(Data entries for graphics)
=====
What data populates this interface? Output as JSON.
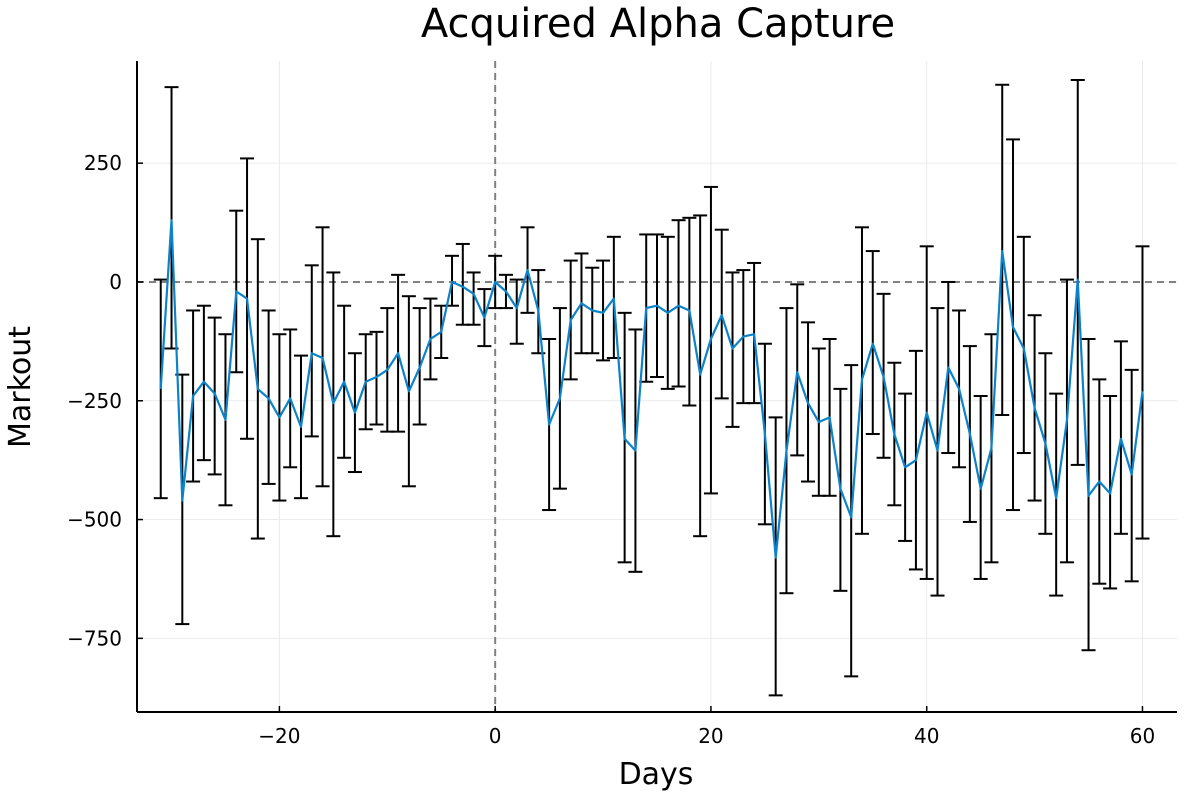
{
  "chart_data": {
    "type": "line",
    "title": "Acquired Alpha Capture",
    "xlabel": "Days",
    "ylabel": "Markout",
    "xlim": [
      -33.2,
      63.2
    ],
    "ylim": [
      -905,
      465
    ],
    "xticks": [
      -20,
      0,
      20,
      40,
      60
    ],
    "yticks": [
      250,
      0,
      -250,
      -500,
      -750
    ],
    "xtick_labels": [
      "−20",
      "0",
      "20",
      "40",
      "60"
    ],
    "ytick_labels": [
      "250",
      "0",
      "−250",
      "−500",
      "−750"
    ],
    "grid": true,
    "legend": "none",
    "reference_lines": {
      "x": 0,
      "y": 0
    },
    "colors": {
      "line": "#0c82c9",
      "errorbar": "#000000",
      "reference": "#808080",
      "grid": "#ebebeb"
    },
    "series": [
      {
        "x": [
          -31,
          -30,
          -29,
          -28,
          -27,
          -26,
          -25,
          -24,
          -23,
          -22,
          -21,
          -20,
          -19,
          -18,
          -17,
          -16,
          -15,
          -14,
          -13,
          -12,
          -11,
          -10,
          -9,
          -8,
          -7,
          -6,
          -5,
          -4,
          -3,
          -2,
          -1,
          0,
          1,
          2,
          3,
          4,
          5,
          6,
          7,
          8,
          9,
          10,
          11,
          12,
          13,
          14,
          15,
          16,
          17,
          18,
          19,
          20,
          21,
          22,
          23,
          24,
          25,
          26,
          27,
          28,
          29,
          30,
          31,
          32,
          33,
          34,
          35,
          36,
          37,
          38,
          39,
          40,
          41,
          42,
          43,
          44,
          45,
          46,
          47,
          48,
          49,
          50,
          51,
          52,
          53,
          54,
          55,
          56,
          57,
          58,
          59,
          60
        ],
        "values": [
          -225,
          130,
          -460,
          -240,
          -210,
          -235,
          -290,
          -20,
          -35,
          -225,
          -245,
          -285,
          -245,
          -305,
          -150,
          -160,
          -255,
          -210,
          -275,
          -210,
          -200,
          -185,
          -150,
          -230,
          -180,
          -120,
          -105,
          0,
          -10,
          -25,
          -75,
          0,
          -20,
          -55,
          25,
          -60,
          -300,
          -245,
          -80,
          -45,
          -60,
          -65,
          -35,
          -330,
          -355,
          -55,
          -50,
          -65,
          -50,
          -60,
          -195,
          -120,
          -70,
          -140,
          -115,
          -110,
          -320,
          -580,
          -355,
          -190,
          -255,
          -295,
          -285,
          -435,
          -495,
          -205,
          -130,
          -200,
          -320,
          -390,
          -375,
          -275,
          -355,
          -180,
          -225,
          -320,
          -435,
          -350,
          65,
          -95,
          -140,
          -265,
          -340,
          -455,
          -290,
          5,
          -450,
          -420,
          -445,
          -330,
          -405,
          -230
        ],
        "error_low": [
          -455,
          -140,
          -720,
          -420,
          -375,
          -405,
          -470,
          -190,
          -330,
          -540,
          -425,
          -460,
          -390,
          -455,
          -325,
          -430,
          -535,
          -370,
          -400,
          -310,
          -300,
          -315,
          -315,
          -430,
          -300,
          -205,
          -160,
          -50,
          -90,
          -90,
          -135,
          -55,
          -55,
          -130,
          -65,
          -150,
          -480,
          -435,
          -205,
          -150,
          -150,
          -165,
          -160,
          -590,
          -610,
          -210,
          -200,
          -225,
          -220,
          -260,
          -535,
          -445,
          -245,
          -305,
          -255,
          -255,
          -510,
          -870,
          -655,
          -365,
          -420,
          -450,
          -450,
          -650,
          -830,
          -530,
          -320,
          -370,
          -470,
          -545,
          -605,
          -625,
          -660,
          -360,
          -390,
          -505,
          -625,
          -590,
          -280,
          -480,
          -360,
          -460,
          -530,
          -660,
          -590,
          -385,
          -775,
          -635,
          -645,
          -530,
          -630,
          -540
        ],
        "error_high": [
          5,
          410,
          -195,
          -60,
          -50,
          -75,
          -110,
          150,
          260,
          90,
          -60,
          -110,
          -100,
          -155,
          35,
          115,
          20,
          -50,
          -150,
          -110,
          -105,
          -55,
          15,
          -30,
          -55,
          -35,
          -50,
          55,
          80,
          20,
          -15,
          55,
          15,
          5,
          115,
          25,
          -120,
          -55,
          45,
          60,
          30,
          45,
          95,
          -65,
          -100,
          100,
          100,
          95,
          130,
          135,
          140,
          200,
          110,
          20,
          25,
          40,
          -130,
          -285,
          -55,
          -5,
          -85,
          -140,
          -120,
          -225,
          -175,
          115,
          65,
          -25,
          -170,
          -235,
          -145,
          75,
          -55,
          0,
          -60,
          -135,
          -240,
          -110,
          415,
          300,
          95,
          -70,
          -150,
          -235,
          5,
          425,
          -120,
          -205,
          -240,
          -125,
          -185,
          75
        ]
      }
    ]
  }
}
=====
PROBLEM:
Give the data above again in full and unchanged, skipping the pictures.

WRITTEN RESPONSE:
What data populates this interface? Output as JSON.
{
  "chart_data": {
    "type": "line",
    "title": "Acquired Alpha Capture",
    "xlabel": "Days",
    "ylabel": "Markout",
    "xlim": [
      -33.2,
      63.2
    ],
    "ylim": [
      -905,
      465
    ],
    "xticks": [
      -20,
      0,
      20,
      40,
      60
    ],
    "yticks": [
      250,
      0,
      -250,
      -500,
      -750
    ],
    "xtick_labels": [
      "−20",
      "0",
      "20",
      "40",
      "60"
    ],
    "ytick_labels": [
      "250",
      "0",
      "−250",
      "−500",
      "−750"
    ],
    "grid": true,
    "legend": "none",
    "reference_lines": {
      "x": 0,
      "y": 0
    },
    "colors": {
      "line": "#0c82c9",
      "errorbar": "#000000",
      "reference": "#808080",
      "grid": "#ebebeb"
    },
    "series": [
      {
        "x": [
          -31,
          -30,
          -29,
          -28,
          -27,
          -26,
          -25,
          -24,
          -23,
          -22,
          -21,
          -20,
          -19,
          -18,
          -17,
          -16,
          -15,
          -14,
          -13,
          -12,
          -11,
          -10,
          -9,
          -8,
          -7,
          -6,
          -5,
          -4,
          -3,
          -2,
          -1,
          0,
          1,
          2,
          3,
          4,
          5,
          6,
          7,
          8,
          9,
          10,
          11,
          12,
          13,
          14,
          15,
          16,
          17,
          18,
          19,
          20,
          21,
          22,
          23,
          24,
          25,
          26,
          27,
          28,
          29,
          30,
          31,
          32,
          33,
          34,
          35,
          36,
          37,
          38,
          39,
          40,
          41,
          42,
          43,
          44,
          45,
          46,
          47,
          48,
          49,
          50,
          51,
          52,
          53,
          54,
          55,
          56,
          57,
          58,
          59,
          60
        ],
        "values": [
          -225,
          130,
          -460,
          -240,
          -210,
          -235,
          -290,
          -20,
          -35,
          -225,
          -245,
          -285,
          -245,
          -305,
          -150,
          -160,
          -255,
          -210,
          -275,
          -210,
          -200,
          -185,
          -150,
          -230,
          -180,
          -120,
          -105,
          0,
          -10,
          -25,
          -75,
          0,
          -20,
          -55,
          25,
          -60,
          -300,
          -245,
          -80,
          -45,
          -60,
          -65,
          -35,
          -330,
          -355,
          -55,
          -50,
          -65,
          -50,
          -60,
          -195,
          -120,
          -70,
          -140,
          -115,
          -110,
          -320,
          -580,
          -355,
          -190,
          -255,
          -295,
          -285,
          -435,
          -495,
          -205,
          -130,
          -200,
          -320,
          -390,
          -375,
          -275,
          -355,
          -180,
          -225,
          -320,
          -435,
          -350,
          65,
          -95,
          -140,
          -265,
          -340,
          -455,
          -290,
          5,
          -450,
          -420,
          -445,
          -330,
          -405,
          -230
        ],
        "error_low": [
          -455,
          -140,
          -720,
          -420,
          -375,
          -405,
          -470,
          -190,
          -330,
          -540,
          -425,
          -460,
          -390,
          -455,
          -325,
          -430,
          -535,
          -370,
          -400,
          -310,
          -300,
          -315,
          -315,
          -430,
          -300,
          -205,
          -160,
          -50,
          -90,
          -90,
          -135,
          -55,
          -55,
          -130,
          -65,
          -150,
          -480,
          -435,
          -205,
          -150,
          -150,
          -165,
          -160,
          -590,
          -610,
          -210,
          -200,
          -225,
          -220,
          -260,
          -535,
          -445,
          -245,
          -305,
          -255,
          -255,
          -510,
          -870,
          -655,
          -365,
          -420,
          -450,
          -450,
          -650,
          -830,
          -530,
          -320,
          -370,
          -470,
          -545,
          -605,
          -625,
          -660,
          -360,
          -390,
          -505,
          -625,
          -590,
          -280,
          -480,
          -360,
          -460,
          -530,
          -660,
          -590,
          -385,
          -775,
          -635,
          -645,
          -530,
          -630,
          -540
        ],
        "error_high": [
          5,
          410,
          -195,
          -60,
          -50,
          -75,
          -110,
          150,
          260,
          90,
          -60,
          -110,
          -100,
          -155,
          35,
          115,
          20,
          -50,
          -150,
          -110,
          -105,
          -55,
          15,
          -30,
          -55,
          -35,
          -50,
          55,
          80,
          20,
          -15,
          55,
          15,
          5,
          115,
          25,
          -120,
          -55,
          45,
          60,
          30,
          45,
          95,
          -65,
          -100,
          100,
          100,
          95,
          130,
          135,
          140,
          200,
          110,
          20,
          25,
          40,
          -130,
          -285,
          -55,
          -5,
          -85,
          -140,
          -120,
          -225,
          -175,
          115,
          65,
          -25,
          -170,
          -235,
          -145,
          75,
          -55,
          0,
          -60,
          -135,
          -240,
          -110,
          415,
          300,
          95,
          -70,
          -150,
          -235,
          5,
          425,
          -120,
          -205,
          -240,
          -125,
          -185,
          75
        ]
      }
    ]
  }
}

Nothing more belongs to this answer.